THE DATA –
────

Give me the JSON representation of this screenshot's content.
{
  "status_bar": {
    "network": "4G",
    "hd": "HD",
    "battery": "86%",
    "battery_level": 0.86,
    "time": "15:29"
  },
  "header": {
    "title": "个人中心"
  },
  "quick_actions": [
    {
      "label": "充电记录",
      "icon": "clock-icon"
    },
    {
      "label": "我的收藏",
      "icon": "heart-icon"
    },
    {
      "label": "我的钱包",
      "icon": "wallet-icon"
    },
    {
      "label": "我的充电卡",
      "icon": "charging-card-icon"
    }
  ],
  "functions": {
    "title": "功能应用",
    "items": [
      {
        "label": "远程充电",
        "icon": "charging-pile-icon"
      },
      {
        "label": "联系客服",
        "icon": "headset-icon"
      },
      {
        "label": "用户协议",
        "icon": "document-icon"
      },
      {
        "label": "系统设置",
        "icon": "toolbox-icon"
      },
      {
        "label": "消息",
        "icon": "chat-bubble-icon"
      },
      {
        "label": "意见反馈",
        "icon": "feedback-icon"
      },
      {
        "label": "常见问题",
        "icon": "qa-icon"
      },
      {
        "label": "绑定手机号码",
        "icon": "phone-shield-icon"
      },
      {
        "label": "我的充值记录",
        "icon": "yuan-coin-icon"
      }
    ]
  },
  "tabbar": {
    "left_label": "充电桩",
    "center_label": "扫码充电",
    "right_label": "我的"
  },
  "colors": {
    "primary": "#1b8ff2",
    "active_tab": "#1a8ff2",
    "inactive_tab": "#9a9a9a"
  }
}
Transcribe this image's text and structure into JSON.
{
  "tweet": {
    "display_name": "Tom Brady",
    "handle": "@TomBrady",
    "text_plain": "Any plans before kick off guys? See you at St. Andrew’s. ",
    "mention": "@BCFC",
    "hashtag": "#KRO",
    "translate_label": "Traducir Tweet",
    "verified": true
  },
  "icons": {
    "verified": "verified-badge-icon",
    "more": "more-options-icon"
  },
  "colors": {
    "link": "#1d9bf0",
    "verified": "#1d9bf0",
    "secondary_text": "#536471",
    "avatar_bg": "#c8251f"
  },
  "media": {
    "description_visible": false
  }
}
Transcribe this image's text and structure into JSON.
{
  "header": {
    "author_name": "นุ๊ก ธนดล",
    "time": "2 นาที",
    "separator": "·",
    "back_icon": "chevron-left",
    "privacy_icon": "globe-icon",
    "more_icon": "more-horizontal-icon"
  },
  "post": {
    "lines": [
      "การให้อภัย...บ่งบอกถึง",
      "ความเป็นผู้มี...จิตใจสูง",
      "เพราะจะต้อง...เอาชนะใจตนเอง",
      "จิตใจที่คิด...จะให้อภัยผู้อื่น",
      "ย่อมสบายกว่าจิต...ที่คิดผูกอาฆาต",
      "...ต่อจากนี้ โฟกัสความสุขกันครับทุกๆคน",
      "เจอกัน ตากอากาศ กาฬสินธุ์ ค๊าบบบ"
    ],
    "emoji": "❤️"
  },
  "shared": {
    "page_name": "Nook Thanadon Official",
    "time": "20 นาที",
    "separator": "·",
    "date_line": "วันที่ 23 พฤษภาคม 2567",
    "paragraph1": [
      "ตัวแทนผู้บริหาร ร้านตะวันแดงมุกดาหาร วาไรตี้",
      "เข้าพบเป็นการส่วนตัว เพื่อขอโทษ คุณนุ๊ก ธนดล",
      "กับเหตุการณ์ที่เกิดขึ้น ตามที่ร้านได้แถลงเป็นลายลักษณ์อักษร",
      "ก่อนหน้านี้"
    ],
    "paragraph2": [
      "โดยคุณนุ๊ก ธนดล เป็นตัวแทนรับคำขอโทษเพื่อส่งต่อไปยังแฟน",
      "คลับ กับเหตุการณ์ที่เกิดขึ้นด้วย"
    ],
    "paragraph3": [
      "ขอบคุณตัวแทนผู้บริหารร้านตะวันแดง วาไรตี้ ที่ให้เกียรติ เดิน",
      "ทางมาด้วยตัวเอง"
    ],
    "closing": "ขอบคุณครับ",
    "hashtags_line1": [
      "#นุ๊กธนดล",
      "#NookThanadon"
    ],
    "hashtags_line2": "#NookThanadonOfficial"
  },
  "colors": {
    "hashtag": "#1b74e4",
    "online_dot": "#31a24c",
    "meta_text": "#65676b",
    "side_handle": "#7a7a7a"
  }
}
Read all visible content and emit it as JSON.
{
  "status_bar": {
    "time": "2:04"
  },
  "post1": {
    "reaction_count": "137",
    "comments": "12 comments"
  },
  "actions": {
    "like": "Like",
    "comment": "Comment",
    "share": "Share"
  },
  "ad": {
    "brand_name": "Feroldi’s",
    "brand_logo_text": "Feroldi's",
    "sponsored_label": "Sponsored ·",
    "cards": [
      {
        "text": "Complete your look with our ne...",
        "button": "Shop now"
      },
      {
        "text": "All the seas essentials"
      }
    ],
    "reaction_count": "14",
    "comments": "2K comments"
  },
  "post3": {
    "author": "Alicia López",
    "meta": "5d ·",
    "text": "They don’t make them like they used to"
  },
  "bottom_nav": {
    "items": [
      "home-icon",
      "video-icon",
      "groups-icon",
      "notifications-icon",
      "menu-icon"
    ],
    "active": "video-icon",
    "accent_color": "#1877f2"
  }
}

────

DIRECTIONS – Your task is to reproduce the whole listing exactly.

WRITTEN RESPONSE –
Give me the JSON representation of this screenshot's content.
{
  "status_bar": {
    "network": "4G",
    "hd": "HD",
    "battery": "86%",
    "battery_level": 0.86,
    "time": "15:29"
  },
  "header": {
    "title": "个人中心"
  },
  "quick_actions": [
    {
      "label": "充电记录",
      "icon": "clock-icon"
    },
    {
      "label": "我的收藏",
      "icon": "heart-icon"
    },
    {
      "label": "我的钱包",
      "icon": "wallet-icon"
    },
    {
      "label": "我的充电卡",
      "icon": "charging-card-icon"
    }
  ],
  "functions": {
    "title": "功能应用",
    "items": [
      {
        "label": "远程充电",
        "icon": "charging-pile-icon"
      },
      {
        "label": "联系客服",
        "icon": "headset-icon"
      },
      {
        "label": "用户协议",
        "icon": "document-icon"
      },
      {
        "label": "系统设置",
        "icon": "toolbox-icon"
      },
      {
        "label": "消息",
        "icon": "chat-bubble-icon"
      },
      {
        "label": "意见反馈",
        "icon": "feedback-icon"
      },
      {
        "label": "常见问题",
        "icon": "qa-icon"
      },
      {
        "label": "绑定手机号码",
        "icon": "phone-shield-icon"
      },
      {
        "label": "我的充值记录",
        "icon": "yuan-coin-icon"
      }
    ]
  },
  "tabbar": {
    "left_label": "充电桩",
    "center_label": "扫码充电",
    "right_label": "我的"
  },
  "colors": {
    "primary": "#1b8ff2",
    "active_tab": "#1a8ff2",
    "inactive_tab": "#9a9a9a"
  }
}
Transcribe this image's text and structure into JSON.
{
  "tweet": {
    "display_name": "Tom Brady",
    "handle": "@TomBrady",
    "text_plain": "Any plans before kick off guys? See you at St. Andrew’s. ",
    "mention": "@BCFC",
    "hashtag": "#KRO",
    "translate_label": "Traducir Tweet",
    "verified": true
  },
  "icons": {
    "verified": "verified-badge-icon",
    "more": "more-options-icon"
  },
  "colors": {
    "link": "#1d9bf0",
    "verified": "#1d9bf0",
    "secondary_text": "#536471",
    "avatar_bg": "#c8251f"
  },
  "media": {
    "description_visible": false
  }
}
Transcribe this image's text and structure into JSON.
{
  "header": {
    "author_name": "นุ๊ก ธนดล",
    "time": "2 นาที",
    "separator": "·",
    "back_icon": "chevron-left",
    "privacy_icon": "globe-icon",
    "more_icon": "more-horizontal-icon"
  },
  "post": {
    "lines": [
      "การให้อภัย...บ่งบอกถึง",
      "ความเป็นผู้มี...จิตใจสูง",
      "เพราะจะต้อง...เอาชนะใจตนเอง",
      "จิตใจที่คิด...จะให้อภัยผู้อื่น",
      "ย่อมสบายกว่าจิต...ที่คิดผูกอาฆาต",
      "...ต่อจากนี้ โฟกัสความสุขกันครับทุกๆคน",
      "เจอกัน ตากอากาศ กาฬสินธุ์ ค๊าบบบ"
    ],
    "emoji": "❤️"
  },
  "shared": {
    "page_name": "Nook Thanadon Official",
    "time": "20 นาที",
    "separator": "·",
    "date_line": "วันที่ 23 พฤษภาคม 2567",
    "paragraph1": [
      "ตัวแทนผู้บริหาร ร้านตะวันแดงมุกดาหาร วาไรตี้",
      "เข้าพบเป็นการส่วนตัว เพื่อขอโทษ คุณนุ๊ก ธนดล",
      "กับเหตุการณ์ที่เกิดขึ้น ตามที่ร้านได้แถลงเป็นลายลักษณ์อักษร",
      "ก่อนหน้านี้"
    ],
    "paragraph2": [
      "โดยคุณนุ๊ก ธนดล เป็นตัวแทนรับคำขอโทษเพื่อส่งต่อไปยังแฟน",
      "คลับ กับเหตุการณ์ที่เกิดขึ้นด้วย"
    ],
    "paragraph3": [
      "ขอบคุณตัวแทนผู้บริหารร้านตะวันแดง วาไรตี้ ที่ให้เกียรติ เดิน",
      "ทางมาด้วยตัวเอง"
    ],
    "closing": "ขอบคุณครับ",
    "hashtags_line1": [
      "#นุ๊กธนดล",
      "#NookThanadon"
    ],
    "hashtags_line2": "#NookThanadonOfficial"
  },
  "colors": {
    "hashtag": "#1b74e4",
    "online_dot": "#31a24c",
    "meta_text": "#65676b",
    "side_handle": "#7a7a7a"
  }
}
Read all visible content and emit it as JSON.
{
  "status_bar": {
    "time": "2:04"
  },
  "post1": {
    "reaction_count": "137",
    "comments": "12 comments"
  },
  "actions": {
    "like": "Like",
    "comment": "Comment",
    "share": "Share"
  },
  "ad": {
    "brand_name": "Feroldi’s",
    "brand_logo_text": "Feroldi's",
    "sponsored_label": "Sponsored ·",
    "cards": [
      {
        "text": "Complete your look with our ne...",
        "button": "Shop now"
      },
      {
        "text": "All the seas essentials"
      }
    ],
    "reaction_count": "14",
    "comments": "2K comments"
  },
  "post3": {
    "author": "Alicia López",
    "meta": "5d ·",
    "text": "They don’t make them like they used to"
  },
  "bottom_nav": {
    "items": [
      "home-icon",
      "video-icon",
      "groups-icon",
      "notifications-icon",
      "menu-icon"
    ],
    "active": "video-icon",
    "accent_color": "#1877f2"
  }
}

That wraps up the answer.